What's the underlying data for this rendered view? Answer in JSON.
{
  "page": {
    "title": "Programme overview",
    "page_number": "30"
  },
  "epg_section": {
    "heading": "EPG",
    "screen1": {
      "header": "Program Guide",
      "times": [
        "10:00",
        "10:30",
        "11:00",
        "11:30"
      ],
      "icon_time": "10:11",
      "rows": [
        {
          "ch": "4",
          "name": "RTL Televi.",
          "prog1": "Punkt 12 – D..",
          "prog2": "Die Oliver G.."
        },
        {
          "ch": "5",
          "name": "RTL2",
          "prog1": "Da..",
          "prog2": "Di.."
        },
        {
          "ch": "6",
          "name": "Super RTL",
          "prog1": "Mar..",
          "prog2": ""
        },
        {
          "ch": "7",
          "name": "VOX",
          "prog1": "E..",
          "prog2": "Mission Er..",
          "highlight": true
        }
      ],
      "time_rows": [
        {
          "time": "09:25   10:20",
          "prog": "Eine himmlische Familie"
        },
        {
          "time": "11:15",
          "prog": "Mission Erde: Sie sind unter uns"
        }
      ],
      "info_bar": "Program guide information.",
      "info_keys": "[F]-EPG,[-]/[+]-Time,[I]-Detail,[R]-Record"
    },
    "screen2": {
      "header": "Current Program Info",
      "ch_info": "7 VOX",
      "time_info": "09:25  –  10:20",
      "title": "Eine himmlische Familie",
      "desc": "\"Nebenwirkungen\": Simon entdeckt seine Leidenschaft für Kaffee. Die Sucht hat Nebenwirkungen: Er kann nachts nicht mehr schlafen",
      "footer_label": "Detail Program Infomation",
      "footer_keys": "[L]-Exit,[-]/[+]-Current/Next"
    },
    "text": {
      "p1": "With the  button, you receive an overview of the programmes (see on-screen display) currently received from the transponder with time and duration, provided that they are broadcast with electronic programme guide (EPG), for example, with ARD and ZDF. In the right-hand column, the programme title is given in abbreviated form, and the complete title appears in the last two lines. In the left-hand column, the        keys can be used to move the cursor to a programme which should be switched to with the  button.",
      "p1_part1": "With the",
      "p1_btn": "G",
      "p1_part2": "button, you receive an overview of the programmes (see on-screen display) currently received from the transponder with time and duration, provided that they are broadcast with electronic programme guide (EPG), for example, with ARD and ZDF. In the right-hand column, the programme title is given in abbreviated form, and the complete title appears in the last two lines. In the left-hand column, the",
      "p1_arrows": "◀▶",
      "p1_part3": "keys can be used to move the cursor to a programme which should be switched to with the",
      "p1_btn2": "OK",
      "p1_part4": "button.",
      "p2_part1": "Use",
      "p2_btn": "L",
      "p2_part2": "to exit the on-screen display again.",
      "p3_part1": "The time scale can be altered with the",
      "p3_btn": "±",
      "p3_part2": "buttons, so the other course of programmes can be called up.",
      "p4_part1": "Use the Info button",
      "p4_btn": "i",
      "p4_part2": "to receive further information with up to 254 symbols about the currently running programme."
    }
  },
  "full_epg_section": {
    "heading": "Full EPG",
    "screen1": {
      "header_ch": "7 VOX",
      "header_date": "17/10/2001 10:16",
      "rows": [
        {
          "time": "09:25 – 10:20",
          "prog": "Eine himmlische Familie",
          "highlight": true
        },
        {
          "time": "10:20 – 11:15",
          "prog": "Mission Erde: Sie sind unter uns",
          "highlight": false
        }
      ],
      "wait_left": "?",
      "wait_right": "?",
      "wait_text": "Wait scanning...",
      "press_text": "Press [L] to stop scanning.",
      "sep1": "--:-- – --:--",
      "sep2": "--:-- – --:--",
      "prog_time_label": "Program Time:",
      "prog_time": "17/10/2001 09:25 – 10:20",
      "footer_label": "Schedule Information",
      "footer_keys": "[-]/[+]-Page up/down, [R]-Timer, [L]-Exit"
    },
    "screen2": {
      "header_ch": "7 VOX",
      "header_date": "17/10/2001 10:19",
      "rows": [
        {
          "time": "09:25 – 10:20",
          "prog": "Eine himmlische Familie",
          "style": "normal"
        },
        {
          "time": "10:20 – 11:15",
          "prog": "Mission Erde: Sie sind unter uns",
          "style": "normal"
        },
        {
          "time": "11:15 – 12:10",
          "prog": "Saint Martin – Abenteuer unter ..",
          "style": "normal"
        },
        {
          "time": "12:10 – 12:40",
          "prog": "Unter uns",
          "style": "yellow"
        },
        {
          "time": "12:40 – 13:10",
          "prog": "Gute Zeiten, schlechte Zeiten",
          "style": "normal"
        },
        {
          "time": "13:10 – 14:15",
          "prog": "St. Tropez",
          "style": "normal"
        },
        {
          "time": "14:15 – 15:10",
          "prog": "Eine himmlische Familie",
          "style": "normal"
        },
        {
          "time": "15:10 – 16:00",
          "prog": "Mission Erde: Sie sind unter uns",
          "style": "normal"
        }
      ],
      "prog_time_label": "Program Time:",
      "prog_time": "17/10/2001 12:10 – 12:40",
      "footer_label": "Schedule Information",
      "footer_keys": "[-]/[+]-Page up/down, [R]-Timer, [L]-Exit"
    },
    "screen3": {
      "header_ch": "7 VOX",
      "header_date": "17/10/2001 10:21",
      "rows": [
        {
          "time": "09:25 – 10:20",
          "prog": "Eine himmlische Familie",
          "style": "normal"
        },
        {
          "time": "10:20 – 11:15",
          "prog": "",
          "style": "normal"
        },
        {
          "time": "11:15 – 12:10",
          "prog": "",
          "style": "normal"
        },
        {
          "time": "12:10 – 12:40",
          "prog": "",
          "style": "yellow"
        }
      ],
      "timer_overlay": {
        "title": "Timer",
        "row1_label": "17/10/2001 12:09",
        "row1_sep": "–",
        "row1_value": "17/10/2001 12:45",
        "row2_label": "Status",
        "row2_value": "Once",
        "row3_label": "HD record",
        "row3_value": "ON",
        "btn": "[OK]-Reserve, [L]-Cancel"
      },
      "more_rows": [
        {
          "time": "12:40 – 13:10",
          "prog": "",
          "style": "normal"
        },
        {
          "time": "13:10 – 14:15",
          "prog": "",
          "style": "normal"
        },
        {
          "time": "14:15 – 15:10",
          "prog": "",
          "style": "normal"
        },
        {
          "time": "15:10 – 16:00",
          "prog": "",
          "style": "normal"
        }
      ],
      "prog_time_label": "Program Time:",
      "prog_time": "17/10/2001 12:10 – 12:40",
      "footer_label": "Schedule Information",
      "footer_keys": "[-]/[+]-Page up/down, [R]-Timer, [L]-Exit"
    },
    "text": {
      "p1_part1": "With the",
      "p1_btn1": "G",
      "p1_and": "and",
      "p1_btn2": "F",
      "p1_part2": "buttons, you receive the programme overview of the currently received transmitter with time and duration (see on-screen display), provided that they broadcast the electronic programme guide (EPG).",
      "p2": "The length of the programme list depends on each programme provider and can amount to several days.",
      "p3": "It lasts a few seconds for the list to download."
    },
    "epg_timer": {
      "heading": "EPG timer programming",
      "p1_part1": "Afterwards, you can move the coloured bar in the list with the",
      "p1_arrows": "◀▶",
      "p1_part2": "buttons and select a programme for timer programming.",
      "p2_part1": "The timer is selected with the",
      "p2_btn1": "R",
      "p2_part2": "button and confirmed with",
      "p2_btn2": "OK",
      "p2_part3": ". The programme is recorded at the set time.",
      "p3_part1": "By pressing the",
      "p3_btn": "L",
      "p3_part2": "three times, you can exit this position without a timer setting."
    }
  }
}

- _GOAL_
Repeat all entries. Match them exactly.

- _SOLUTION TO THIS EXERCISE_
What's the underlying data for this rendered view? Answer in JSON.
{
  "page": {
    "title": "Programme overview",
    "page_number": "30"
  },
  "epg_section": {
    "heading": "EPG",
    "screen1": {
      "header": "Program Guide",
      "times": [
        "10:00",
        "10:30",
        "11:00",
        "11:30"
      ],
      "icon_time": "10:11",
      "rows": [
        {
          "ch": "4",
          "name": "RTL Televi.",
          "prog1": "Punkt 12 – D..",
          "prog2": "Die Oliver G.."
        },
        {
          "ch": "5",
          "name": "RTL2",
          "prog1": "Da..",
          "prog2": "Di.."
        },
        {
          "ch": "6",
          "name": "Super RTL",
          "prog1": "Mar..",
          "prog2": ""
        },
        {
          "ch": "7",
          "name": "VOX",
          "prog1": "E..",
          "prog2": "Mission Er..",
          "highlight": true
        }
      ],
      "time_rows": [
        {
          "time": "09:25   10:20",
          "prog": "Eine himmlische Familie"
        },
        {
          "time": "11:15",
          "prog": "Mission Erde: Sie sind unter uns"
        }
      ],
      "info_bar": "Program guide information.",
      "info_keys": "[F]-EPG,[-]/[+]-Time,[I]-Detail,[R]-Record"
    },
    "screen2": {
      "header": "Current Program Info",
      "ch_info": "7 VOX",
      "time_info": "09:25  –  10:20",
      "title": "Eine himmlische Familie",
      "desc": "\"Nebenwirkungen\": Simon entdeckt seine Leidenschaft für Kaffee. Die Sucht hat Nebenwirkungen: Er kann nachts nicht mehr schlafen",
      "footer_label": "Detail Program Infomation",
      "footer_keys": "[L]-Exit,[-]/[+]-Current/Next"
    },
    "text": {
      "p1": "With the  button, you receive an overview of the programmes (see on-screen display) currently received from the transponder with time and duration, provided that they are broadcast with electronic programme guide (EPG), for example, with ARD and ZDF. In the right-hand column, the programme title is given in abbreviated form, and the complete title appears in the last two lines. In the left-hand column, the        keys can be used to move the cursor to a programme which should be switched to with the  button.",
      "p1_part1": "With the",
      "p1_btn": "G",
      "p1_part2": "button, you receive an overview of the programmes (see on-screen display) currently received from the transponder with time and duration, provided that they are broadcast with electronic programme guide (EPG), for example, with ARD and ZDF. In the right-hand column, the programme title is given in abbreviated form, and the complete title appears in the last two lines. In the left-hand column, the",
      "p1_arrows": "◀▶",
      "p1_part3": "keys can be used to move the cursor to a programme which should be switched to with the",
      "p1_btn2": "OK",
      "p1_part4": "button.",
      "p2_part1": "Use",
      "p2_btn": "L",
      "p2_part2": "to exit the on-screen display again.",
      "p3_part1": "The time scale can be altered with the",
      "p3_btn": "±",
      "p3_part2": "buttons, so the other course of programmes can be called up.",
      "p4_part1": "Use the Info button",
      "p4_btn": "i",
      "p4_part2": "to receive further information with up to 254 symbols about the currently running programme."
    }
  },
  "full_epg_section": {
    "heading": "Full EPG",
    "screen1": {
      "header_ch": "7 VOX",
      "header_date": "17/10/2001 10:16",
      "rows": [
        {
          "time": "09:25 – 10:20",
          "prog": "Eine himmlische Familie",
          "highlight": true
        },
        {
          "time": "10:20 – 11:15",
          "prog": "Mission Erde: Sie sind unter uns",
          "highlight": false
        }
      ],
      "wait_left": "?",
      "wait_right": "?",
      "wait_text": "Wait scanning...",
      "press_text": "Press [L] to stop scanning.",
      "sep1": "--:-- – --:--",
      "sep2": "--:-- – --:--",
      "prog_time_label": "Program Time:",
      "prog_time": "17/10/2001 09:25 – 10:20",
      "footer_label": "Schedule Information",
      "footer_keys": "[-]/[+]-Page up/down, [R]-Timer, [L]-Exit"
    },
    "screen2": {
      "header_ch": "7 VOX",
      "header_date": "17/10/2001 10:19",
      "rows": [
        {
          "time": "09:25 – 10:20",
          "prog": "Eine himmlische Familie",
          "style": "normal"
        },
        {
          "time": "10:20 – 11:15",
          "prog": "Mission Erde: Sie sind unter uns",
          "style": "normal"
        },
        {
          "time": "11:15 – 12:10",
          "prog": "Saint Martin – Abenteuer unter ..",
          "style": "normal"
        },
        {
          "time": "12:10 – 12:40",
          "prog": "Unter uns",
          "style": "yellow"
        },
        {
          "time": "12:40 – 13:10",
          "prog": "Gute Zeiten, schlechte Zeiten",
          "style": "normal"
        },
        {
          "time": "13:10 – 14:15",
          "prog": "St. Tropez",
          "style": "normal"
        },
        {
          "time": "14:15 – 15:10",
          "prog": "Eine himmlische Familie",
          "style": "normal"
        },
        {
          "time": "15:10 – 16:00",
          "prog": "Mission Erde: Sie sind unter uns",
          "style": "normal"
        }
      ],
      "prog_time_label": "Program Time:",
      "prog_time": "17/10/2001 12:10 – 12:40",
      "footer_label": "Schedule Information",
      "footer_keys": "[-]/[+]-Page up/down, [R]-Timer, [L]-Exit"
    },
    "screen3": {
      "header_ch": "7 VOX",
      "header_date": "17/10/2001 10:21",
      "rows": [
        {
          "time": "09:25 – 10:20",
          "prog": "Eine himmlische Familie",
          "style": "normal"
        },
        {
          "time": "10:20 – 11:15",
          "prog": "",
          "style": "normal"
        },
        {
          "time": "11:15 – 12:10",
          "prog": "",
          "style": "normal"
        },
        {
          "time": "12:10 – 12:40",
          "prog": "",
          "style": "yellow"
        }
      ],
      "timer_overlay": {
        "title": "Timer",
        "row1_label": "17/10/2001 12:09",
        "row1_sep": "–",
        "row1_value": "17/10/2001 12:45",
        "row2_label": "Status",
        "row2_value": "Once",
        "row3_label": "HD record",
        "row3_value": "ON",
        "btn": "[OK]-Reserve, [L]-Cancel"
      },
      "more_rows": [
        {
          "time": "12:40 – 13:10",
          "prog": "",
          "style": "normal"
        },
        {
          "time": "13:10 – 14:15",
          "prog": "",
          "style": "normal"
        },
        {
          "time": "14:15 – 15:10",
          "prog": "",
          "style": "normal"
        },
        {
          "time": "15:10 – 16:00",
          "prog": "",
          "style": "normal"
        }
      ],
      "prog_time_label": "Program Time:",
      "prog_time": "17/10/2001 12:10 – 12:40",
      "footer_label": "Schedule Information",
      "footer_keys": "[-]/[+]-Page up/down, [R]-Timer, [L]-Exit"
    },
    "text": {
      "p1_part1": "With the",
      "p1_btn1": "G",
      "p1_and": "and",
      "p1_btn2": "F",
      "p1_part2": "buttons, you receive the programme overview of the currently received transmitter with time and duration (see on-screen display), provided that they broadcast the electronic programme guide (EPG).",
      "p2": "The length of the programme list depends on each programme provider and can amount to several days.",
      "p3": "It lasts a few seconds for the list to download."
    },
    "epg_timer": {
      "heading": "EPG timer programming",
      "p1_part1": "Afterwards, you can move the coloured bar in the list with the",
      "p1_arrows": "◀▶",
      "p1_part2": "buttons and select a programme for timer programming.",
      "p2_part1": "The timer is selected with the",
      "p2_btn1": "R",
      "p2_part2": "button and confirmed with",
      "p2_btn2": "OK",
      "p2_part3": ". The programme is recorded at the set time.",
      "p3_part1": "By pressing the",
      "p3_btn": "L",
      "p3_part2": "three times, you can exit this position without a timer setting."
    }
  }
}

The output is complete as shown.